Instructions for the task —
Make an exact copy of each entry, leaving out every picture.

--- BEGIN Information provided ---

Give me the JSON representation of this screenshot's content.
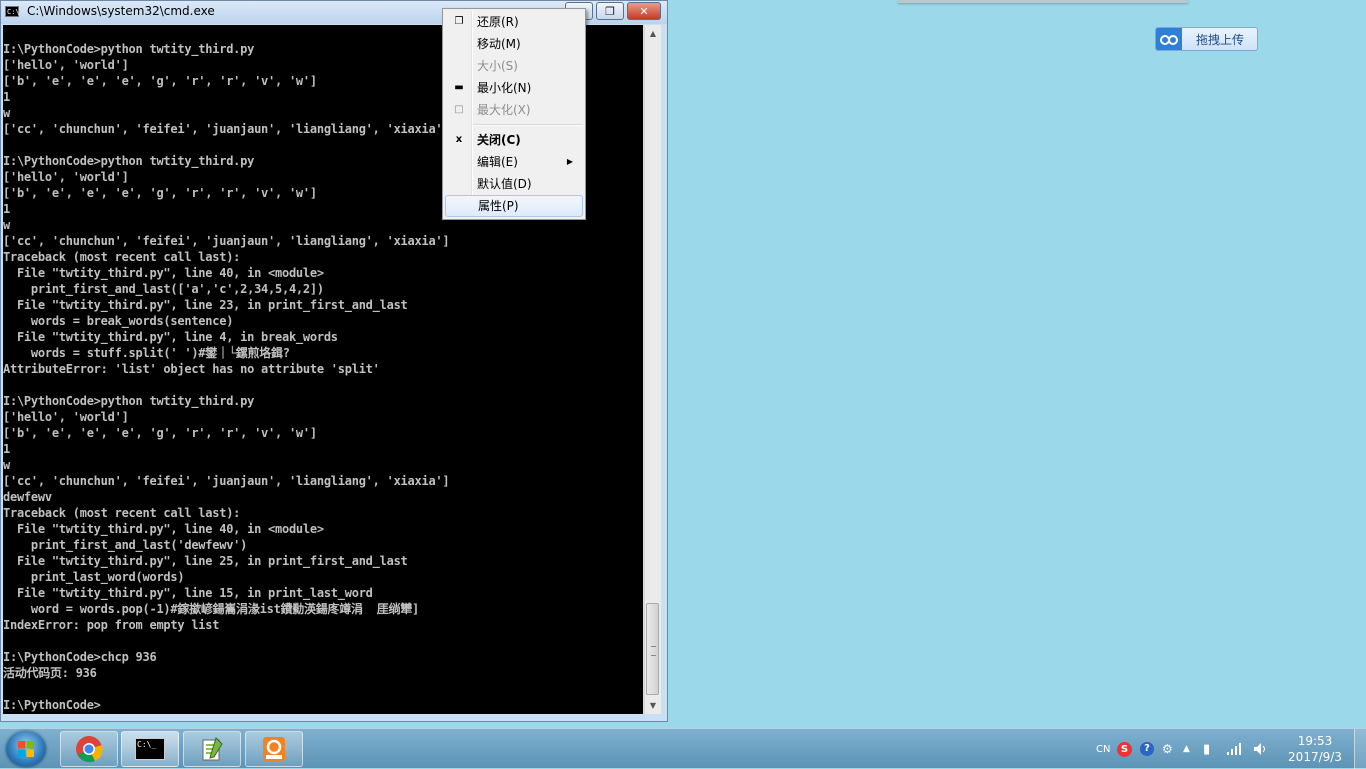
{
  "window": {
    "title": "C:\\Windows\\system32\\cmd.exe",
    "icon_text": "C:\\",
    "min_glyph": "—",
    "max_glyph": "❐",
    "close_glyph": "✕"
  },
  "console": {
    "lines": [
      "",
      "I:\\PythonCode>python twtity_third.py",
      "['hello', 'world']",
      "['b', 'e', 'e', 'e', 'g', 'r', 'r', 'v', 'w']",
      "1",
      "w",
      "['cc', 'chunchun', 'feifei', 'juanjaun', 'liangliang', 'xiaxia']",
      "",
      "I:\\PythonCode>python twtity_third.py",
      "['hello', 'world']",
      "['b', 'e', 'e', 'e', 'g', 'r', 'r', 'v', 'w']",
      "1",
      "w",
      "['cc', 'chunchun', 'feifei', 'juanjaun', 'liangliang', 'xiaxia']",
      "Traceback (most recent call last):",
      "  File \"twtity_third.py\", line 40, in <module>",
      "    print_first_and_last(['a','c',2,34,5,4,2])",
      "  File \"twtity_third.py\", line 23, in print_first_and_last",
      "    words = break_words(sentence)",
      "  File \"twtity_third.py\", line 4, in break_words",
      "    words = stuff.split(' ')#鐢｜└鏍煎垎鍓?",
      "AttributeError: 'list' object has no attribute 'split'",
      "",
      "I:\\PythonCode>python twtity_third.py",
      "['hello', 'world']",
      "['b', 'e', 'e', 'e', 'g', 'r', 'r', 'v', 'w']",
      "1",
      "w",
      "['cc', 'chunchun', 'feifei', 'juanjaun', 'liangliang', 'xiaxia']",
      "dewfewv",
      "Traceback (most recent call last):",
      "  File \"twtity_third.py\", line 40, in <module>",
      "    print_first_and_last('dewfewv')",
      "  File \"twtity_third.py\", line 25, in print_first_and_last",
      "    print_last_word(words)",
      "  File \"twtity_third.py\", line 15, in print_last_word",
      "    word = words.pop(-1)#鎵撳嵃鍚巂涓湪ist鐨勬渶鍚庝竴涓  厓绱犫]",
      "IndexError: pop from empty list",
      "",
      "I:\\PythonCode>chcp 936",
      "活动代码页: 936",
      "",
      "I:\\PythonCode>"
    ]
  },
  "scrollbar": {
    "up_glyph": "▲",
    "down_glyph": "▼"
  },
  "system_menu": {
    "restore": "还原(R)",
    "move": "移动(M)",
    "size": "大小(S)",
    "minimize": "最小化(N)",
    "maximize": "最大化(X)",
    "close": "关闭(C)",
    "edit": "编辑(E)",
    "defaults": "默认值(D)",
    "properties": "属性(P)",
    "restore_glyph": "❐",
    "minimize_glyph": "▬",
    "maximize_glyph": "□",
    "close_glyph": "x",
    "submenu_glyph": "▶"
  },
  "upload_button": {
    "label": "拖拽上传"
  },
  "taskbar": {
    "cmd_icon_text": "C:\\_",
    "tray": {
      "lang": "CN",
      "sogou": "S",
      "help": "?"
    },
    "clock": {
      "time": "19:53",
      "date": "2017/9/3"
    }
  }
}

--- END Information provided ---

Result of this exercise —
Give me the JSON representation of this screenshot's content.
{
  "window": {
    "title": "C:\\Windows\\system32\\cmd.exe",
    "icon_text": "C:\\",
    "min_glyph": "—",
    "max_glyph": "❐",
    "close_glyph": "✕"
  },
  "console": {
    "lines": [
      "",
      "I:\\PythonCode>python twtity_third.py",
      "['hello', 'world']",
      "['b', 'e', 'e', 'e', 'g', 'r', 'r', 'v', 'w']",
      "1",
      "w",
      "['cc', 'chunchun', 'feifei', 'juanjaun', 'liangliang', 'xiaxia']",
      "",
      "I:\\PythonCode>python twtity_third.py",
      "['hello', 'world']",
      "['b', 'e', 'e', 'e', 'g', 'r', 'r', 'v', 'w']",
      "1",
      "w",
      "['cc', 'chunchun', 'feifei', 'juanjaun', 'liangliang', 'xiaxia']",
      "Traceback (most recent call last):",
      "  File \"twtity_third.py\", line 40, in <module>",
      "    print_first_and_last(['a','c',2,34,5,4,2])",
      "  File \"twtity_third.py\", line 23, in print_first_and_last",
      "    words = break_words(sentence)",
      "  File \"twtity_third.py\", line 4, in break_words",
      "    words = stuff.split(' ')#鐢｜└鏍煎垎鍓?",
      "AttributeError: 'list' object has no attribute 'split'",
      "",
      "I:\\PythonCode>python twtity_third.py",
      "['hello', 'world']",
      "['b', 'e', 'e', 'e', 'g', 'r', 'r', 'v', 'w']",
      "1",
      "w",
      "['cc', 'chunchun', 'feifei', 'juanjaun', 'liangliang', 'xiaxia']",
      "dewfewv",
      "Traceback (most recent call last):",
      "  File \"twtity_third.py\", line 40, in <module>",
      "    print_first_and_last('dewfewv')",
      "  File \"twtity_third.py\", line 25, in print_first_and_last",
      "    print_last_word(words)",
      "  File \"twtity_third.py\", line 15, in print_last_word",
      "    word = words.pop(-1)#鎵撳嵃鍚巂涓湪ist鐨勬渶鍚庝竴涓  厓绱犫]",
      "IndexError: pop from empty list",
      "",
      "I:\\PythonCode>chcp 936",
      "活动代码页: 936",
      "",
      "I:\\PythonCode>"
    ]
  },
  "scrollbar": {
    "up_glyph": "▲",
    "down_glyph": "▼"
  },
  "system_menu": {
    "restore": "还原(R)",
    "move": "移动(M)",
    "size": "大小(S)",
    "minimize": "最小化(N)",
    "maximize": "最大化(X)",
    "close": "关闭(C)",
    "edit": "编辑(E)",
    "defaults": "默认值(D)",
    "properties": "属性(P)",
    "restore_glyph": "❐",
    "minimize_glyph": "▬",
    "maximize_glyph": "□",
    "close_glyph": "x",
    "submenu_glyph": "▶"
  },
  "upload_button": {
    "label": "拖拽上传"
  },
  "taskbar": {
    "cmd_icon_text": "C:\\_",
    "tray": {
      "lang": "CN",
      "sogou": "S",
      "help": "?"
    },
    "clock": {
      "time": "19:53",
      "date": "2017/9/3"
    }
  }
}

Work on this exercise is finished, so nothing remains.